#### What is expected
Look through the material below and count the lines with the string "data". Report only the count.

#### Information supplied
● ● ● ● ● ● ●

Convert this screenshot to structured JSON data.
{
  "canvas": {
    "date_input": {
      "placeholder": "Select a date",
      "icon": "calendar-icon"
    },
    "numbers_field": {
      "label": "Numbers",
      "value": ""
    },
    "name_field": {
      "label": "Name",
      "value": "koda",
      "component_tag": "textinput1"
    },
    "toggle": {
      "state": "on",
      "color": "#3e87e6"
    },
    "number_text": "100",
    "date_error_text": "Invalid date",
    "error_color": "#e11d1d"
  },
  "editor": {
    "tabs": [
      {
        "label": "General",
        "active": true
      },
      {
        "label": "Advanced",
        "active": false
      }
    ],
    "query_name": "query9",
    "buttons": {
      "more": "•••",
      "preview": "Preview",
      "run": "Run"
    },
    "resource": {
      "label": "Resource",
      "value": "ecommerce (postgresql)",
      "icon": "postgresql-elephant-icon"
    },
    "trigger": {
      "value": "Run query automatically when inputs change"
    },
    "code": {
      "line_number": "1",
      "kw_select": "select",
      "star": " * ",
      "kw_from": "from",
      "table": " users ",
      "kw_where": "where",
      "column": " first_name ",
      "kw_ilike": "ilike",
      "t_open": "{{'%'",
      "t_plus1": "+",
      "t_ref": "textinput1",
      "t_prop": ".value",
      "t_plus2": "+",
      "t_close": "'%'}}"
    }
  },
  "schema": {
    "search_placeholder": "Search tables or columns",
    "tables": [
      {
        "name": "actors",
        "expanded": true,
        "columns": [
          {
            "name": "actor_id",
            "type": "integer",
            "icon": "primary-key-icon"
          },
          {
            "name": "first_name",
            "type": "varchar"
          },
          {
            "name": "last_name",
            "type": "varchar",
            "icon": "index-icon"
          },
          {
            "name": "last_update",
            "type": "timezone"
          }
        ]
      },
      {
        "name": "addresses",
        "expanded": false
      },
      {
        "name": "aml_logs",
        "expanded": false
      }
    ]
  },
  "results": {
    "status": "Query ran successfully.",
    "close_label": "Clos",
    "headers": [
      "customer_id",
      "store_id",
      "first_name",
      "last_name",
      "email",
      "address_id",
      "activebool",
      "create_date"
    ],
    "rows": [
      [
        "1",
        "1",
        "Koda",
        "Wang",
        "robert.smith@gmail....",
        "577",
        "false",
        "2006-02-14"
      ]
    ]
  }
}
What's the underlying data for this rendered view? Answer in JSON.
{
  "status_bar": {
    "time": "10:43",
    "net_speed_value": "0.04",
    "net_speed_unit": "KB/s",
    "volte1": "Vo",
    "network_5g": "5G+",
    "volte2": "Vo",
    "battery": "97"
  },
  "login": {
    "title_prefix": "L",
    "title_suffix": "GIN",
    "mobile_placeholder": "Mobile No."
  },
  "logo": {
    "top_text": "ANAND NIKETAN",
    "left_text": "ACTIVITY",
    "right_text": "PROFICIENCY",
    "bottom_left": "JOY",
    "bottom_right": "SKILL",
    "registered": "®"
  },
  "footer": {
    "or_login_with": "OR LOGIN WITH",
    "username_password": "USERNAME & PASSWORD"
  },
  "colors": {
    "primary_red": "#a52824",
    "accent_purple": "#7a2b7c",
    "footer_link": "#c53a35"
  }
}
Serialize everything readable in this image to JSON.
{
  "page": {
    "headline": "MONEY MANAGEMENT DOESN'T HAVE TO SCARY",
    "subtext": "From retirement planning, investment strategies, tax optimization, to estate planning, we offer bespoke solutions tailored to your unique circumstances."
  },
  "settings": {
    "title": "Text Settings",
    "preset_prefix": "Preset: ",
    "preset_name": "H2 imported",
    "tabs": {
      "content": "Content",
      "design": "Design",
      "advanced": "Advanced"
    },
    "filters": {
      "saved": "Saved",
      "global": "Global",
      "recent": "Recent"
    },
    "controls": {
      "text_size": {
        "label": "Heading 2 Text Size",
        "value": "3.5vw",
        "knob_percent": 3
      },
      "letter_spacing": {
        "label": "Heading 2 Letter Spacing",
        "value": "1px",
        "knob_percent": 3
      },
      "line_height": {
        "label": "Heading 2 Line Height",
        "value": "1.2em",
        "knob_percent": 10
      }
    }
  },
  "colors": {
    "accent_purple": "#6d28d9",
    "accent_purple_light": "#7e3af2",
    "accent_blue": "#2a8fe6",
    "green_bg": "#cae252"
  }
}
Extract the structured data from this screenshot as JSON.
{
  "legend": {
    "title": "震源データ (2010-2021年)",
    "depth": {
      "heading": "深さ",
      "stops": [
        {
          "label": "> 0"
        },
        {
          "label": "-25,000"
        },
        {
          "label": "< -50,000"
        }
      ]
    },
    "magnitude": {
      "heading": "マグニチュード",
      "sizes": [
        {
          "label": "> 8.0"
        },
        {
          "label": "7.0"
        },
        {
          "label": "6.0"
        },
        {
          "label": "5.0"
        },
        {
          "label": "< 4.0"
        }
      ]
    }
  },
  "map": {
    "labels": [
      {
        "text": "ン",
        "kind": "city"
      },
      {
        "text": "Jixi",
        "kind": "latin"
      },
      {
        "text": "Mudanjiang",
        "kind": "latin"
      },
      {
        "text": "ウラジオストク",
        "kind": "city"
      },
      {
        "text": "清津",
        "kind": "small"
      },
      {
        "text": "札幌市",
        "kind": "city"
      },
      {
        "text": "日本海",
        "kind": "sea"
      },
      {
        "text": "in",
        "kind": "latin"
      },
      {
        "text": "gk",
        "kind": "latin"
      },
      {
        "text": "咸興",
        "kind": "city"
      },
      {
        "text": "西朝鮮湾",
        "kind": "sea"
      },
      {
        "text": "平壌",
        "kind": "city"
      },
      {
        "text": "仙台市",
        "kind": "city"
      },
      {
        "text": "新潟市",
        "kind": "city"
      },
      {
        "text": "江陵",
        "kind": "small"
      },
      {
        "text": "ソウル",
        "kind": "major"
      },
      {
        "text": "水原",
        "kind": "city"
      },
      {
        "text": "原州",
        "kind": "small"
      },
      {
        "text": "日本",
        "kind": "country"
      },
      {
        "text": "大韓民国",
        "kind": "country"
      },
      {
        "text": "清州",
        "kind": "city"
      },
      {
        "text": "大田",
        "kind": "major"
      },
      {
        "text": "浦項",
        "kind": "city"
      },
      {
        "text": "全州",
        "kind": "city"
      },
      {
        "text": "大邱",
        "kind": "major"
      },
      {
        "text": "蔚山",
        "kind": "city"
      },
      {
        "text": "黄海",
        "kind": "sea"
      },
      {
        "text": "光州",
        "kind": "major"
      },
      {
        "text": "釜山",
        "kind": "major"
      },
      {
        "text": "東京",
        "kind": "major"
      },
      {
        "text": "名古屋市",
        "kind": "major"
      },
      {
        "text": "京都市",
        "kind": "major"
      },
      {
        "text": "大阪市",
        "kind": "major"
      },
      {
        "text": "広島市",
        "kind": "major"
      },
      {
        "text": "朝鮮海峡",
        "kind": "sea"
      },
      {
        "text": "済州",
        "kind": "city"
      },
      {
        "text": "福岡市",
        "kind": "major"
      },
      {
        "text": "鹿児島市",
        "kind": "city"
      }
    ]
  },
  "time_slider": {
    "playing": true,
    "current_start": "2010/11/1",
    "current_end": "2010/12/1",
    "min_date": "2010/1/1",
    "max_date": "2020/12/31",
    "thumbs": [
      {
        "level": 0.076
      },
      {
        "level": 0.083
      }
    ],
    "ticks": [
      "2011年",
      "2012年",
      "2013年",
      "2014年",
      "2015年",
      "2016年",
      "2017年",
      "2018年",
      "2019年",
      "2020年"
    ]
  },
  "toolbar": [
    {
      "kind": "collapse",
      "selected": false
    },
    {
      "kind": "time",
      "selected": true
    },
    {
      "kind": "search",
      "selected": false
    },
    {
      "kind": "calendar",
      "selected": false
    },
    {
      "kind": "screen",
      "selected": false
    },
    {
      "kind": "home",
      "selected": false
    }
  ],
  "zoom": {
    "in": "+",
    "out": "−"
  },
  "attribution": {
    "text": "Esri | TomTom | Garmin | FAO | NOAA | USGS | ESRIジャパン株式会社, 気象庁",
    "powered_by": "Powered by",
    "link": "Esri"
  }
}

● ● ● ● ● ● ●

#### Response to the task
3